Exercise instructions:
Output the full listing below exactly, without the pictures.

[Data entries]
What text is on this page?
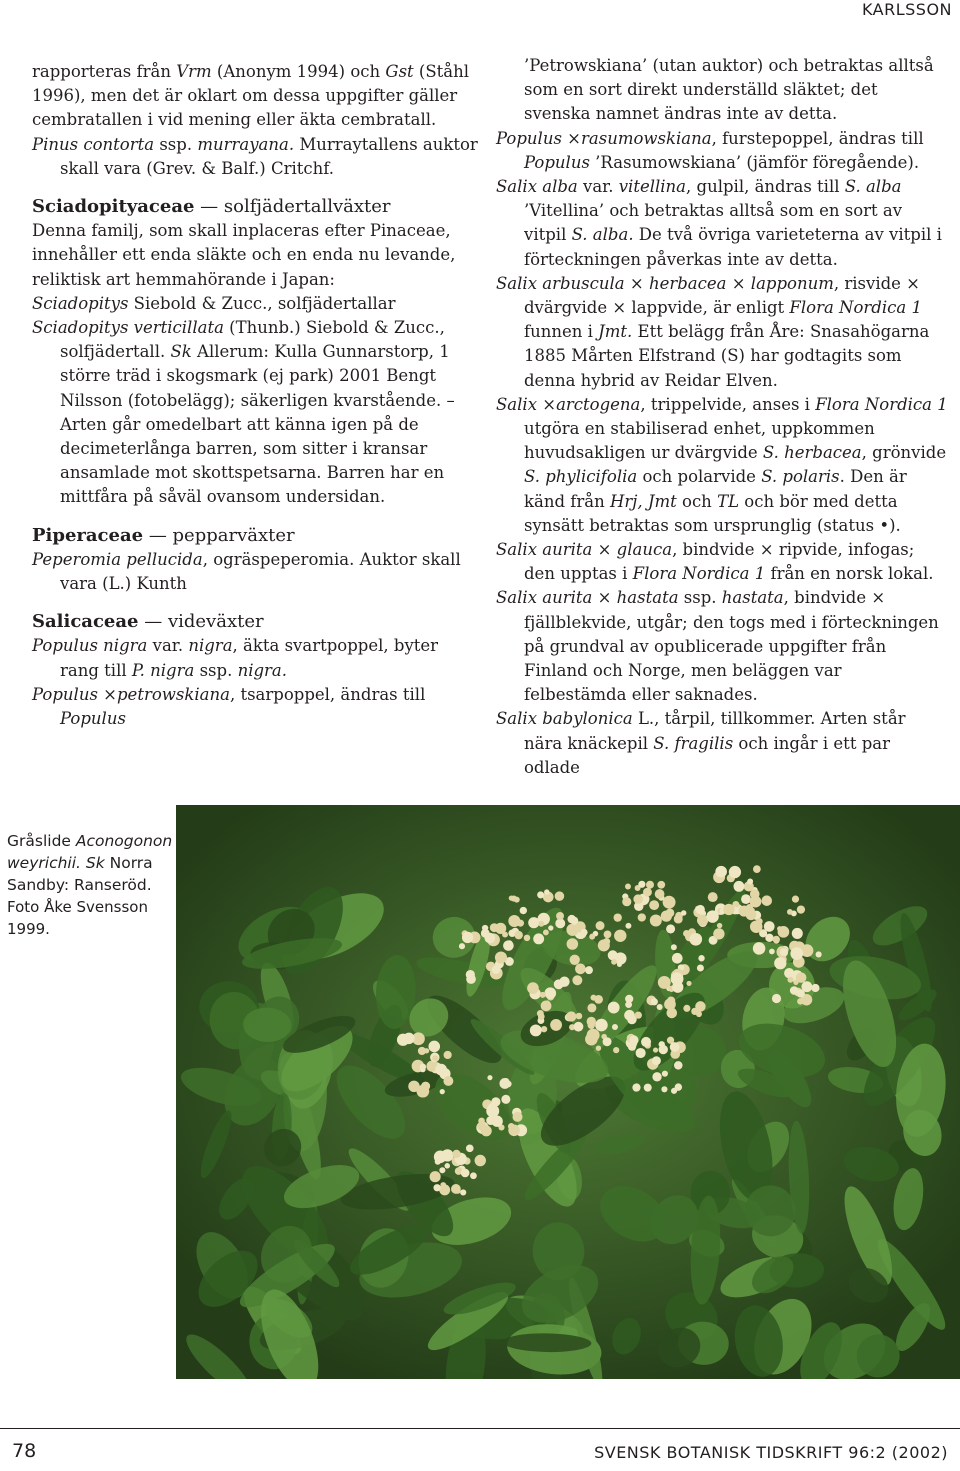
KARLSSON

rapporteras från Vrm (Anonym 1994) och Gst (Ståhl 1996), men det är oklart om dessa uppgifter gäller cembratallen i vid mening eller äkta cembratall.

Pinus contorta ssp. murrayana. Murraytallens auktor skall vara (Grev. & Balf.) Critchf.

Sciadopityaceae — solfjädertallväxter

Denna familj, som skall inplaceras efter Pinaceae, innehåller ett enda släkte och en enda nu levande, reliktisk art hemmahörande i Japan:

Sciadopitys Siebold & Zucc., solfjädertallar

Sciadopitys verticillata (Thunb.) Siebold & Zucc., solfjädertall. Sk Allerum: Kulla Gunnarstorp, 1 större träd i skogsmark (ej park) 2001 Bengt Nilsson (fotobelägg); säkerligen kvarstående. – Arten går omedelbart att känna igen på de decimeterlånga barren, som sitter i kransar ansamlade mot skottspetsarna. Barren har en mittfåra på såväl ovansom undersidan.

Piperaceae — pepparväxter

Peperomia pellucida, ogräspeperomia. Auktor skall vara (L.) Kunth

Salicaceae — videväxter

Populus nigra var. nigra, äkta svartpoppel, byter rang till P. nigra ssp. nigra.

Populus ×petrowskiana, tsarpoppel, ändras till Populus

’Petrowskiana’ (utan auktor) och betraktas alltså som en sort direkt underställd släktet; det svenska namnet ändras inte av detta.

Populus ×rasumowskiana, furstepoppel, ändras till Populus ’Rasumowskiana’ (jämför föregående).

Salix alba var. vitellina, gulpil, ändras till S. alba ’Vitellina’ och betraktas alltså som en sort av vitpil S. alba. De två övriga varieteterna av vitpil i förteckningen påverkas inte av detta.

Salix arbuscula × herbacea × lapponum, risvide × dvärgvide × lappvide, är enligt Flora Nordica 1 funnen i Jmt. Ett belägg från Åre: Snasahögarna 1885 Mårten Elfstrand (S) har godtagits som denna hybrid av Reidar Elven.

Salix ×arctogena, trippelvide, anses i Flora Nordica 1 utgöra en stabiliserad enhet, uppkommen huvudsakligen ur dvärgvide S. herbacea, grönvide S. phylicifolia och polarvide S. polaris. Den är känd från Hrj, Jmt och TL och bör med detta synsätt betraktas som ursprunglig (status •).

Salix aurita × glauca, bindvide × ripvide, infogas; den upptas i Flora Nordica 1 från en norsk lokal.

Salix aurita × hastata ssp. hastata, bindvide × fjällblekvide, utgår; den togs med i förteckningen på grundval av opublicerade uppgifter från Finland och Norge, men beläggen var felbestämda eller saknades.

Salix babylonica L., tårpil, tillkommer. Arten står nära knäckepil S. fragilis och ingår i ett par odlade

Gråslide Aconogonon weyrichii. Sk Norra Sandby: Ranseröd.
Foto Åke Svensson 1999.
78	SVENSK BOTANISK TIDSKRIFT 96:2 (2002)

Problem solution:
What text is on this page?
KARLSSON

rapporteras från Vrm (Anonym 1994) och Gst (Ståhl 1996), men det är oklart om dessa uppgifter gäller cembratallen i vid mening eller äkta cembratall.

Pinus contorta ssp. murrayana. Murraytallens auktor skall vara (Grev. & Balf.) Critchf.

Sciadopityaceae — solfjädertallväxter

Denna familj, som skall inplaceras efter Pinaceae, innehåller ett enda släkte och en enda nu levande, reliktisk art hemmahörande i Japan:

Sciadopitys Siebold & Zucc., solfjädertallar

Sciadopitys verticillata (Thunb.) Siebold & Zucc., solfjädertall. Sk Allerum: Kulla Gunnarstorp, 1 större träd i skogsmark (ej park) 2001 Bengt Nilsson (fotobelägg); säkerligen kvarstående. – Arten går omedelbart att känna igen på de decimeterlånga barren, som sitter i kransar ansamlade mot skottspetsarna. Barren har en mittfåra på såväl ovansom undersidan.

Piperaceae — pepparväxter

Peperomia pellucida, ogräspeperomia. Auktor skall vara (L.) Kunth

Salicaceae — videväxter

Populus nigra var. nigra, äkta svartpoppel, byter rang till P. nigra ssp. nigra.

Populus ×petrowskiana, tsarpoppel, ändras till Populus

’Petrowskiana’ (utan auktor) och betraktas alltså som en sort direkt underställd släktet; det svenska namnet ändras inte av detta.

Populus ×rasumowskiana, furstepoppel, ändras till Populus ’Rasumowskiana’ (jämför föregående).

Salix alba var. vitellina, gulpil, ändras till S. alba ’Vitellina’ och betraktas alltså som en sort av vitpil S. alba. De två övriga varieteterna av vitpil i förteckningen påverkas inte av detta.

Salix arbuscula × herbacea × lapponum, risvide × dvärgvide × lappvide, är enligt Flora Nordica 1 funnen i Jmt. Ett belägg från Åre: Snasahögarna 1885 Mårten Elfstrand (S) har godtagits som denna hybrid av Reidar Elven.

Salix ×arctogena, trippelvide, anses i Flora Nordica 1 utgöra en stabiliserad enhet, uppkommen huvudsakligen ur dvärgvide S. herbacea, grönvide S. phylicifolia och polarvide S. polaris. Den är känd från Hrj, Jmt och TL och bör med detta synsätt betraktas som ursprunglig (status •).

Salix aurita × glauca, bindvide × ripvide, infogas; den upptas i Flora Nordica 1 från en norsk lokal.

Salix aurita × hastata ssp. hastata, bindvide × fjällblekvide, utgår; den togs med i förteckningen på grundval av opublicerade uppgifter från Finland och Norge, men beläggen var felbestämda eller saknades.

Salix babylonica L., tårpil, tillkommer. Arten står nära knäckepil S. fragilis och ingår i ett par odlade

Gråslide Aconogonon weyrichii. Sk Norra Sandby: Ranseröd.
Foto Åke Svensson 1999.
78	SVENSK BOTANISK TIDSKRIFT 96:2 (2002)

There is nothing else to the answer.